Dataset entries:
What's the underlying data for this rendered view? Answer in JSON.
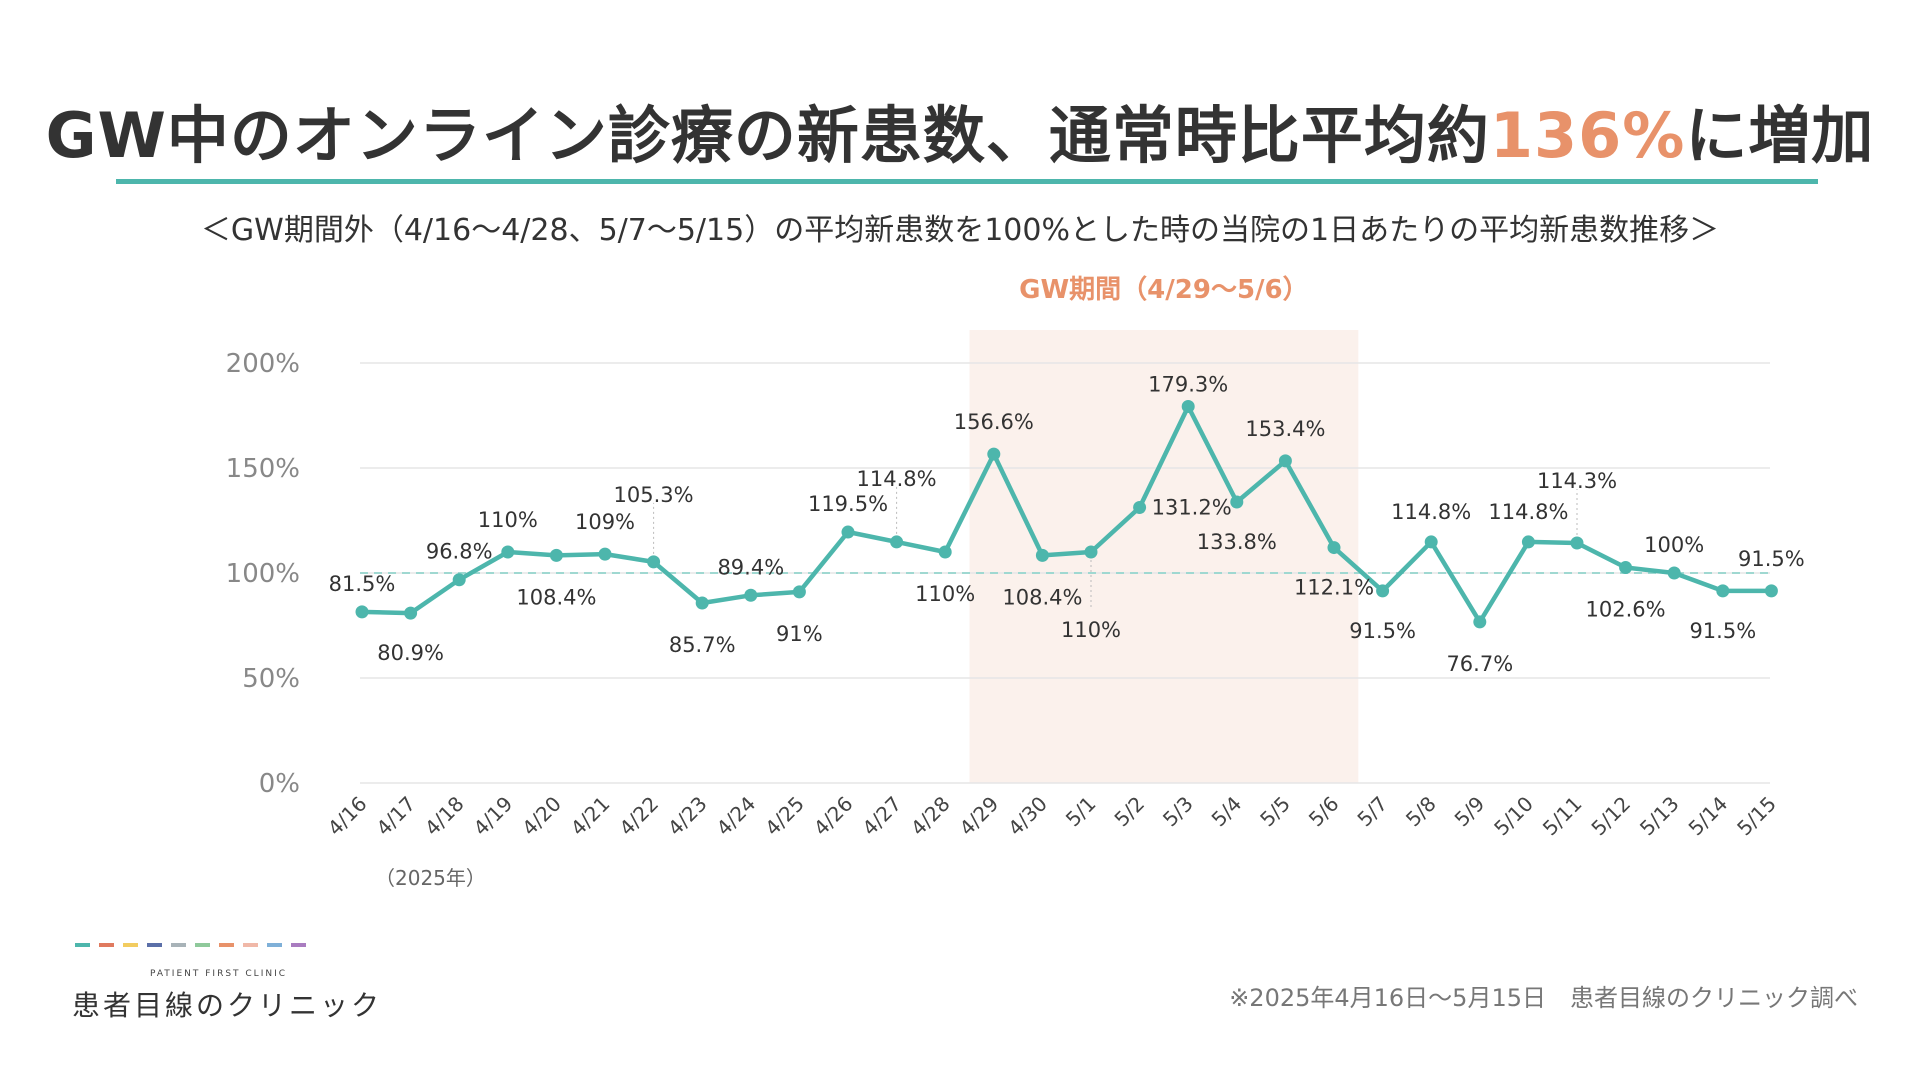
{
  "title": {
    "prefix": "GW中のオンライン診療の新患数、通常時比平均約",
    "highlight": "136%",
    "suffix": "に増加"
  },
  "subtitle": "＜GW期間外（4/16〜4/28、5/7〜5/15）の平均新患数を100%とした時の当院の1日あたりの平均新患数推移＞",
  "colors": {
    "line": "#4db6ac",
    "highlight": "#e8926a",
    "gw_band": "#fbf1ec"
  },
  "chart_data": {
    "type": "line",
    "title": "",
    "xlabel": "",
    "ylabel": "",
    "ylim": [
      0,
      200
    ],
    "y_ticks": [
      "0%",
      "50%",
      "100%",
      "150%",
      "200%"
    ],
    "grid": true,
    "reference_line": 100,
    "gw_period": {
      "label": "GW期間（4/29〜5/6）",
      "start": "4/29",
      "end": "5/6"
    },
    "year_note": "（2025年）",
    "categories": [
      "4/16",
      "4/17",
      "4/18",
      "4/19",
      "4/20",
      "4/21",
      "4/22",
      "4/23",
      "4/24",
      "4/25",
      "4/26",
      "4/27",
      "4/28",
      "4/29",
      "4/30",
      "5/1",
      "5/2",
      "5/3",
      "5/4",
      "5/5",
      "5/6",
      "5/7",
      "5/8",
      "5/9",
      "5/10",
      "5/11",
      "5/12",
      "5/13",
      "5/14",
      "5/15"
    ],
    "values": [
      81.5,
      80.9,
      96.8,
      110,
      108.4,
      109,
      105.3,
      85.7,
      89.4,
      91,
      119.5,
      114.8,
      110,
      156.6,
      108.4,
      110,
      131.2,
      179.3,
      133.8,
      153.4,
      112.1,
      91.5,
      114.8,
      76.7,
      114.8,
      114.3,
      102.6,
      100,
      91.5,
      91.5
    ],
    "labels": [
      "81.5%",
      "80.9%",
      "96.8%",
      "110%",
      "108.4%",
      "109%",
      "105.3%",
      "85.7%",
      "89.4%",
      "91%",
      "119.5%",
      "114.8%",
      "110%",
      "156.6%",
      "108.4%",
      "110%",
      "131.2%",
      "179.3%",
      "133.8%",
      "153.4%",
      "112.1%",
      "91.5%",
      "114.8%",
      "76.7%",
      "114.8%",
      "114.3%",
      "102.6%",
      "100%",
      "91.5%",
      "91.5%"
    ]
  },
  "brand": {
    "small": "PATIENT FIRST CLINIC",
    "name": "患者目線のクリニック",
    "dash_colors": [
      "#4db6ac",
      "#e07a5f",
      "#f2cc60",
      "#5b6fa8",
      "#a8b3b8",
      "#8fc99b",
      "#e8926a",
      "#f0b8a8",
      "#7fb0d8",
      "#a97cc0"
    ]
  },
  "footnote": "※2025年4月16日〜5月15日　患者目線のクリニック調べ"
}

...

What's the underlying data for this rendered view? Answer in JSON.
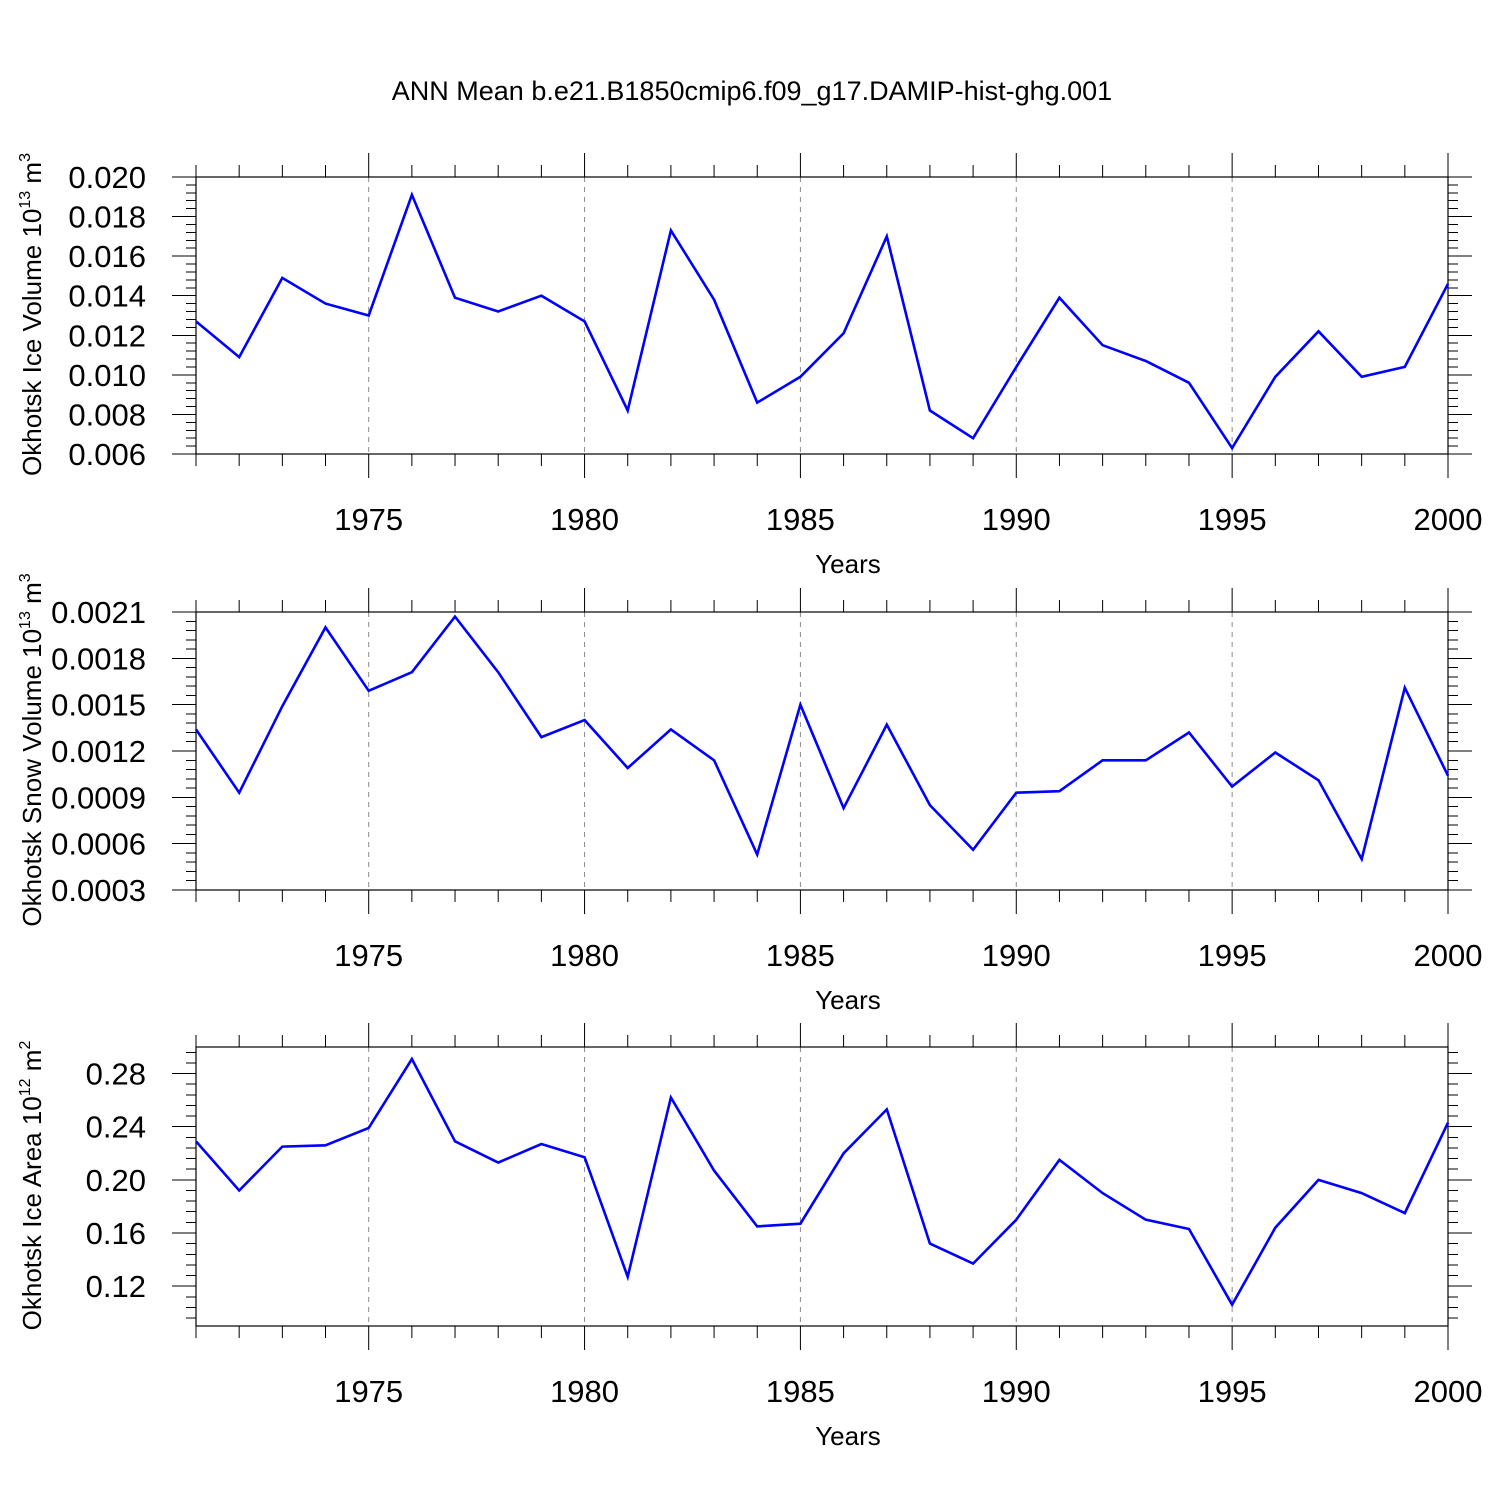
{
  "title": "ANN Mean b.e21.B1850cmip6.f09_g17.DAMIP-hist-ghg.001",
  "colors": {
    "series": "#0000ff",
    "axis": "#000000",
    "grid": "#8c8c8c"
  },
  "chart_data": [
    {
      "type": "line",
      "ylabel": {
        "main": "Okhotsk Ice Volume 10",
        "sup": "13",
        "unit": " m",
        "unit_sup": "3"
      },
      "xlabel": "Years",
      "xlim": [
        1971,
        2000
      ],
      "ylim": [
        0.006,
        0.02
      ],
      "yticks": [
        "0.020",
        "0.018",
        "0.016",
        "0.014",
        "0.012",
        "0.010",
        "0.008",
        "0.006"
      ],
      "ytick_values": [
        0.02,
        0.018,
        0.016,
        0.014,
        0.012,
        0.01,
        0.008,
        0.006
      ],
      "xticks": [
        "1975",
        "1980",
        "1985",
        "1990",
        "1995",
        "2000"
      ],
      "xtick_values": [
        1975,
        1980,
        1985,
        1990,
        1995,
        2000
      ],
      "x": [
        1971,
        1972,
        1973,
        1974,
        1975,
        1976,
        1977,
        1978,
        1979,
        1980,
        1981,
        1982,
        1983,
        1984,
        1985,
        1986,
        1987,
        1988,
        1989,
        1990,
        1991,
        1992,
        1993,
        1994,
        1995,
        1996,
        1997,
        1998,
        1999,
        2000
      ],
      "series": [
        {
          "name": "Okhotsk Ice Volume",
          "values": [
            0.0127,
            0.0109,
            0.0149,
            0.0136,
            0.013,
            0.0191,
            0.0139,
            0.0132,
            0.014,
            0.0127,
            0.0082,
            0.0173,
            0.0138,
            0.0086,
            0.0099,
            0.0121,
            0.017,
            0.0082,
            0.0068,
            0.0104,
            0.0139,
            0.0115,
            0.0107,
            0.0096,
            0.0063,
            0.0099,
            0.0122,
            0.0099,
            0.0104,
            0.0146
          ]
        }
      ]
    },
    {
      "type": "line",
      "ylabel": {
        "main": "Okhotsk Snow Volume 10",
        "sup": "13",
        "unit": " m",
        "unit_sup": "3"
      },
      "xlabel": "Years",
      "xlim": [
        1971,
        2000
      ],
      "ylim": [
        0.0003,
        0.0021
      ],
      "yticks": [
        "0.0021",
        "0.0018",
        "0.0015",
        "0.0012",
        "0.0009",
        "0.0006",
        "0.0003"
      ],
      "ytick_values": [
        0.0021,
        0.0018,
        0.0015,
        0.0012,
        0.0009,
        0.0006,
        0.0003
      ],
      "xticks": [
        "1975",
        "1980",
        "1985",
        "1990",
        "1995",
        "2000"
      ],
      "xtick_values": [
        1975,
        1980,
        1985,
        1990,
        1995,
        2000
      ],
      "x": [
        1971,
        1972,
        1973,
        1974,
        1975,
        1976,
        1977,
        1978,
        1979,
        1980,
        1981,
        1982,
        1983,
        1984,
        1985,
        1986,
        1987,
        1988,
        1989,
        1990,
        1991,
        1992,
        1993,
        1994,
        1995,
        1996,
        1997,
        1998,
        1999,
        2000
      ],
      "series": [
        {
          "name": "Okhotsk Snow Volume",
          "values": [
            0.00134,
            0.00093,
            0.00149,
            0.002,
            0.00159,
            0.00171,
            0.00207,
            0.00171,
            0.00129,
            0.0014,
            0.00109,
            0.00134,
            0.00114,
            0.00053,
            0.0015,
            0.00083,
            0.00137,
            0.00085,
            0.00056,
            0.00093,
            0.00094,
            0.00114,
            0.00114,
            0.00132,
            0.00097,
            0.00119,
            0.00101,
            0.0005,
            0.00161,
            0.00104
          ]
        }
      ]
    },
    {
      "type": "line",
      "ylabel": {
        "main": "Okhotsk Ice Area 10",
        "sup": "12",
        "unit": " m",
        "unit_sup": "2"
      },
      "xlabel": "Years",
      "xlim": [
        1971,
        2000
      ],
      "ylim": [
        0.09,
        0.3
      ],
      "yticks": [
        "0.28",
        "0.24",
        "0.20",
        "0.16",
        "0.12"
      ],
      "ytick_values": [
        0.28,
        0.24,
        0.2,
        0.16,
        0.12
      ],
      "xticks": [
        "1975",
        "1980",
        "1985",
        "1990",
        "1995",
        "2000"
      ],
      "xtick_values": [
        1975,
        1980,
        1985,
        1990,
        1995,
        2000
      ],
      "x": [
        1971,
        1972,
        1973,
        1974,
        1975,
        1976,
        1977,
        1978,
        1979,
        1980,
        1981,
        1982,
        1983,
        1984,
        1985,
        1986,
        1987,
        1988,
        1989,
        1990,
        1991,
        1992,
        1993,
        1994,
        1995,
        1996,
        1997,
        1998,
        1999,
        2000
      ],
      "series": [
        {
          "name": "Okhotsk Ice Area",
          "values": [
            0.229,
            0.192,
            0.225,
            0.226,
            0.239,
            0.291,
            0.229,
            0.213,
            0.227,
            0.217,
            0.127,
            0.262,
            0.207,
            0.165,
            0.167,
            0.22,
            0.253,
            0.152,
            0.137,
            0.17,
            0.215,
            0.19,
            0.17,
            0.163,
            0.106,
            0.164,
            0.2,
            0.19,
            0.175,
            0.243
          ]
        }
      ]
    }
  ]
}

» **TASK BRIEF**
Return all lines containing the word "Okhotsk".

» **THE OUTPUT**
        "main": "Okhotsk Ice Volume 10",
          "name": "Okhotsk Ice Volume",
        "main": "Okhotsk Snow Volume 10",
          "name": "Okhotsk Snow Volume",
        "main": "Okhotsk Ice Area 10",
          "name": "Okhotsk Ice Area",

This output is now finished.